◆ Extracted data ◆
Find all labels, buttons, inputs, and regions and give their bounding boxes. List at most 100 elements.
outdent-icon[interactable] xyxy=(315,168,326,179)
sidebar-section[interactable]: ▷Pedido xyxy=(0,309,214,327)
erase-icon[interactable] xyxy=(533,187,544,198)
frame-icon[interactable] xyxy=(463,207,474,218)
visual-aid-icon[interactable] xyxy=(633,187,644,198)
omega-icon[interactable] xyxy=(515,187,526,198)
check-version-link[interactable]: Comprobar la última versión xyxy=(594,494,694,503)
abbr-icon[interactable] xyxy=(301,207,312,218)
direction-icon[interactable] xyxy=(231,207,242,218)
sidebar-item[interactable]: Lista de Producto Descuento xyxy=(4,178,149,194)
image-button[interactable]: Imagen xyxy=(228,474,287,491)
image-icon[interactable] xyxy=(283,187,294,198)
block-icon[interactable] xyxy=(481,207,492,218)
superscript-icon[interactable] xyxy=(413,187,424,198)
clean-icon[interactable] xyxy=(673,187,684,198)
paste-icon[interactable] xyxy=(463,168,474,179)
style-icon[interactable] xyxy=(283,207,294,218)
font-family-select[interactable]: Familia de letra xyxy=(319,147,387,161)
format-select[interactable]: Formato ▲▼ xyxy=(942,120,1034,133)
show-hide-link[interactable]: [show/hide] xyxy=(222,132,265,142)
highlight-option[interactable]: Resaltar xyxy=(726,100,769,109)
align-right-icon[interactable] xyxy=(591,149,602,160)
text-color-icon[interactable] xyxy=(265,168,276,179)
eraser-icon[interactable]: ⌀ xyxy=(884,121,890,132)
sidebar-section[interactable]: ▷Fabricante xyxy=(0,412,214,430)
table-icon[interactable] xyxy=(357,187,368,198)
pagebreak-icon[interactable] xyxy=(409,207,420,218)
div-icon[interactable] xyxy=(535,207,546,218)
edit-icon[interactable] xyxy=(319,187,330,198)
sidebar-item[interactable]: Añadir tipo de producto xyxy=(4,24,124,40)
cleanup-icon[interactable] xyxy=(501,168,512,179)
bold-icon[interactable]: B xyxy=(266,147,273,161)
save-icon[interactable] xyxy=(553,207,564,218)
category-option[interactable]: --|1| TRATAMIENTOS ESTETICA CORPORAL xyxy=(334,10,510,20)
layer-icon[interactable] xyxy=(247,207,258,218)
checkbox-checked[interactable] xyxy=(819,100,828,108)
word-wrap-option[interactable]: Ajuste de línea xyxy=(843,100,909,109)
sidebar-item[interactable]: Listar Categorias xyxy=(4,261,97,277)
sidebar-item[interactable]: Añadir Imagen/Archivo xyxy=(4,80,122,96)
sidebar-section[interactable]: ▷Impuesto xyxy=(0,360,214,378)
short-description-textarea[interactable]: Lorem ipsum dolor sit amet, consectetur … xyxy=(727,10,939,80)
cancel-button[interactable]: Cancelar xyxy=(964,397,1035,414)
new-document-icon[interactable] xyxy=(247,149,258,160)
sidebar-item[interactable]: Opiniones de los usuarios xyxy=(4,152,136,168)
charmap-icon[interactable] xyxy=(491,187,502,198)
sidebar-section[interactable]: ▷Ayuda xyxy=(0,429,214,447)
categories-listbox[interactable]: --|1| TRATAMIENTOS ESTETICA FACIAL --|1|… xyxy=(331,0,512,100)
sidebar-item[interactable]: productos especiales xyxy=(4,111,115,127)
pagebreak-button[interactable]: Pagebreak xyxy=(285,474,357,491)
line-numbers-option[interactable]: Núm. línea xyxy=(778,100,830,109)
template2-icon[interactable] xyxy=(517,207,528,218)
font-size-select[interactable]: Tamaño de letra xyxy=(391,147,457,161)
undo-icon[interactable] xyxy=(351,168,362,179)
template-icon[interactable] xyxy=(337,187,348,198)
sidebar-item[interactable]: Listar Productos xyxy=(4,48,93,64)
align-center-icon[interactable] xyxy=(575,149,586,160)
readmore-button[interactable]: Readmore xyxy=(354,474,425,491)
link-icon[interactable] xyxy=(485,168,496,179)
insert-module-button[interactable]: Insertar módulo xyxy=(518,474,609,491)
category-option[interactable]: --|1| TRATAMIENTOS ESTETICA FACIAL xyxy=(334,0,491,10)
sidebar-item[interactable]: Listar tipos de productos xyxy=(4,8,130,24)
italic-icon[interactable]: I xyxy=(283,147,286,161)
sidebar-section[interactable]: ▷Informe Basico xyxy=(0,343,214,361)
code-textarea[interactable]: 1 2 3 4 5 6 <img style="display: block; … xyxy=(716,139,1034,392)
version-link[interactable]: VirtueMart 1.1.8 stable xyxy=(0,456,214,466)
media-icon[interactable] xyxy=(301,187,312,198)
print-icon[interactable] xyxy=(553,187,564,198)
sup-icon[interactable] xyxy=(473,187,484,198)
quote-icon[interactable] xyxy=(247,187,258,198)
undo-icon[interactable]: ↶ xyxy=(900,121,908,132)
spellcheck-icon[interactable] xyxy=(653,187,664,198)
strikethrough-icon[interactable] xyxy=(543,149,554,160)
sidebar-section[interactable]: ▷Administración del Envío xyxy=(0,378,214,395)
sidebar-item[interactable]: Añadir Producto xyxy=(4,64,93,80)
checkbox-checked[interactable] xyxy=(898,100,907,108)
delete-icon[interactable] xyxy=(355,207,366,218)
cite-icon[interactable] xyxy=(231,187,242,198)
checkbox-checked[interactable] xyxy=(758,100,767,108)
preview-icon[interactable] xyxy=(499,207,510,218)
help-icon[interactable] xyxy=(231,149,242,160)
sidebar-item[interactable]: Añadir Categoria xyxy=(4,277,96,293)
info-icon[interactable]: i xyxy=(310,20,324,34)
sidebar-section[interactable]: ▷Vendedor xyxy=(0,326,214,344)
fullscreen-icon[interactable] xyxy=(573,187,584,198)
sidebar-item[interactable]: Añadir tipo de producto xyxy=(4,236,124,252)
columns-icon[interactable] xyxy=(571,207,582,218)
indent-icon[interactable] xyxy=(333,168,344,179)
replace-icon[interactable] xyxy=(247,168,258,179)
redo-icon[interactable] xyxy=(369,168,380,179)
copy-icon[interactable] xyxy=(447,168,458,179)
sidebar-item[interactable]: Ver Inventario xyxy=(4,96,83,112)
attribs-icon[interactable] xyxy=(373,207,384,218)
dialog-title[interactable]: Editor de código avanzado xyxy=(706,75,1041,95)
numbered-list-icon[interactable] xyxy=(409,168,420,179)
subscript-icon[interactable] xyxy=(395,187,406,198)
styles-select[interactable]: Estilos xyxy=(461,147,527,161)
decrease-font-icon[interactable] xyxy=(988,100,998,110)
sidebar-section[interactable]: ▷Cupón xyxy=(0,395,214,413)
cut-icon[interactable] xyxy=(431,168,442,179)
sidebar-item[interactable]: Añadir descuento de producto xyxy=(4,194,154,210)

◆ Problem description ◆
Please quote all of the data above word for word, from the first line to the last.

◆ Answer below ◆
Find all labels, buttons, inputs, and regions and give their bounding boxes. List at most 100 elements.
outdent-icon[interactable] xyxy=(315,168,326,179)
sidebar-section[interactable]: ▷Pedido xyxy=(0,309,214,327)
erase-icon[interactable] xyxy=(533,187,544,198)
frame-icon[interactable] xyxy=(463,207,474,218)
visual-aid-icon[interactable] xyxy=(633,187,644,198)
omega-icon[interactable] xyxy=(515,187,526,198)
check-version-link[interactable]: Comprobar la última versión xyxy=(594,494,694,503)
abbr-icon[interactable] xyxy=(301,207,312,218)
direction-icon[interactable] xyxy=(231,207,242,218)
sidebar-item[interactable]: Lista de Producto Descuento xyxy=(4,178,149,194)
image-button[interactable]: Imagen xyxy=(228,474,287,491)
image-icon[interactable] xyxy=(283,187,294,198)
block-icon[interactable] xyxy=(481,207,492,218)
superscript-icon[interactable] xyxy=(413,187,424,198)
clean-icon[interactable] xyxy=(673,187,684,198)
paste-icon[interactable] xyxy=(463,168,474,179)
style-icon[interactable] xyxy=(283,207,294,218)
font-family-select[interactable]: Familia de letra xyxy=(319,147,387,161)
format-select[interactable]: Formato ▲▼ xyxy=(942,120,1034,133)
show-hide-link[interactable]: [show/hide] xyxy=(222,132,265,142)
highlight-option[interactable]: Resaltar xyxy=(726,100,769,109)
align-right-icon[interactable] xyxy=(591,149,602,160)
text-color-icon[interactable] xyxy=(265,168,276,179)
eraser-icon[interactable]: ⌀ xyxy=(884,121,890,132)
sidebar-section[interactable]: ▷Fabricante xyxy=(0,412,214,430)
table-icon[interactable] xyxy=(357,187,368,198)
pagebreak-icon[interactable] xyxy=(409,207,420,218)
div-icon[interactable] xyxy=(535,207,546,218)
edit-icon[interactable] xyxy=(319,187,330,198)
sidebar-item[interactable]: Añadir tipo de producto xyxy=(4,24,124,40)
cleanup-icon[interactable] xyxy=(501,168,512,179)
bold-icon[interactable]: B xyxy=(266,147,273,161)
save-icon[interactable] xyxy=(553,207,564,218)
category-option[interactable]: --|1| TRATAMIENTOS ESTETICA CORPORAL xyxy=(334,10,510,20)
layer-icon[interactable] xyxy=(247,207,258,218)
checkbox-checked[interactable] xyxy=(819,100,828,108)
word-wrap-option[interactable]: Ajuste de línea xyxy=(843,100,909,109)
sidebar-item[interactable]: Listar Categorias xyxy=(4,261,97,277)
sidebar-item[interactable]: Añadir Imagen/Archivo xyxy=(4,80,122,96)
sidebar-section[interactable]: ▷Impuesto xyxy=(0,360,214,378)
short-description-textarea[interactable]: Lorem ipsum dolor sit amet, consectetur … xyxy=(727,10,939,80)
cancel-button[interactable]: Cancelar xyxy=(964,397,1035,414)
new-document-icon[interactable] xyxy=(247,149,258,160)
sidebar-item[interactable]: Opiniones de los usuarios xyxy=(4,152,136,168)
charmap-icon[interactable] xyxy=(491,187,502,198)
sidebar-section[interactable]: ▷Ayuda xyxy=(0,429,214,447)
categories-listbox[interactable]: --|1| TRATAMIENTOS ESTETICA FACIAL --|1|… xyxy=(331,0,512,100)
sidebar-item[interactable]: productos especiales xyxy=(4,111,115,127)
pagebreak-button[interactable]: Pagebreak xyxy=(285,474,357,491)
line-numbers-option[interactable]: Núm. línea xyxy=(778,100,830,109)
template2-icon[interactable] xyxy=(517,207,528,218)
font-size-select[interactable]: Tamaño de letra xyxy=(391,147,457,161)
undo-icon[interactable] xyxy=(351,168,362,179)
template-icon[interactable] xyxy=(337,187,348,198)
sidebar-item[interactable]: Listar Productos xyxy=(4,48,93,64)
align-center-icon[interactable] xyxy=(575,149,586,160)
readmore-button[interactable]: Readmore xyxy=(354,474,425,491)
link-icon[interactable] xyxy=(485,168,496,179)
insert-module-button[interactable]: Insertar módulo xyxy=(518,474,609,491)
category-option[interactable]: --|1| TRATAMIENTOS ESTETICA FACIAL xyxy=(334,0,491,10)
sidebar-item[interactable]: Listar tipos de productos xyxy=(4,8,130,24)
italic-icon[interactable]: I xyxy=(283,147,286,161)
sidebar-section[interactable]: ▷Informe Basico xyxy=(0,343,214,361)
code-textarea[interactable]: 1 2 3 4 5 6 <img style="display: block; … xyxy=(716,139,1034,392)
version-link[interactable]: VirtueMart 1.1.8 stable xyxy=(0,456,214,466)
media-icon[interactable] xyxy=(301,187,312,198)
print-icon[interactable] xyxy=(553,187,564,198)
sup-icon[interactable] xyxy=(473,187,484,198)
quote-icon[interactable] xyxy=(247,187,258,198)
undo-icon[interactable]: ↶ xyxy=(900,121,908,132)
spellcheck-icon[interactable] xyxy=(653,187,664,198)
strikethrough-icon[interactable] xyxy=(543,149,554,160)
sidebar-section[interactable]: ▷Administración del Envío xyxy=(0,378,214,395)
sidebar-item[interactable]: Añadir Producto xyxy=(4,64,93,80)
checkbox-checked[interactable] xyxy=(898,100,907,108)
delete-icon[interactable] xyxy=(355,207,366,218)
cite-icon[interactable] xyxy=(231,187,242,198)
checkbox-checked[interactable] xyxy=(758,100,767,108)
preview-icon[interactable] xyxy=(499,207,510,218)
help-icon[interactable] xyxy=(231,149,242,160)
sidebar-item[interactable]: Añadir Categoria xyxy=(4,277,96,293)
info-icon[interactable]: i xyxy=(310,20,324,34)
sidebar-section[interactable]: ▷Vendedor xyxy=(0,326,214,344)
fullscreen-icon[interactable] xyxy=(573,187,584,198)
sidebar-item[interactable]: Añadir tipo de producto xyxy=(4,236,124,252)
columns-icon[interactable] xyxy=(571,207,582,218)
indent-icon[interactable] xyxy=(333,168,344,179)
replace-icon[interactable] xyxy=(247,168,258,179)
redo-icon[interactable] xyxy=(369,168,380,179)
copy-icon[interactable] xyxy=(447,168,458,179)
sidebar-item[interactable]: Ver Inventario xyxy=(4,96,83,112)
attribs-icon[interactable] xyxy=(373,207,384,218)
dialog-title[interactable]: Editor de código avanzado xyxy=(706,75,1041,95)
numbered-list-icon[interactable] xyxy=(409,168,420,179)
subscript-icon[interactable] xyxy=(395,187,406,198)
styles-select[interactable]: Estilos xyxy=(461,147,527,161)
decrease-font-icon[interactable] xyxy=(988,100,998,110)
sidebar-section[interactable]: ▷Cupón xyxy=(0,395,214,413)
cut-icon[interactable] xyxy=(431,168,442,179)
sidebar-item[interactable]: Añadir descuento de producto xyxy=(4,194,154,210)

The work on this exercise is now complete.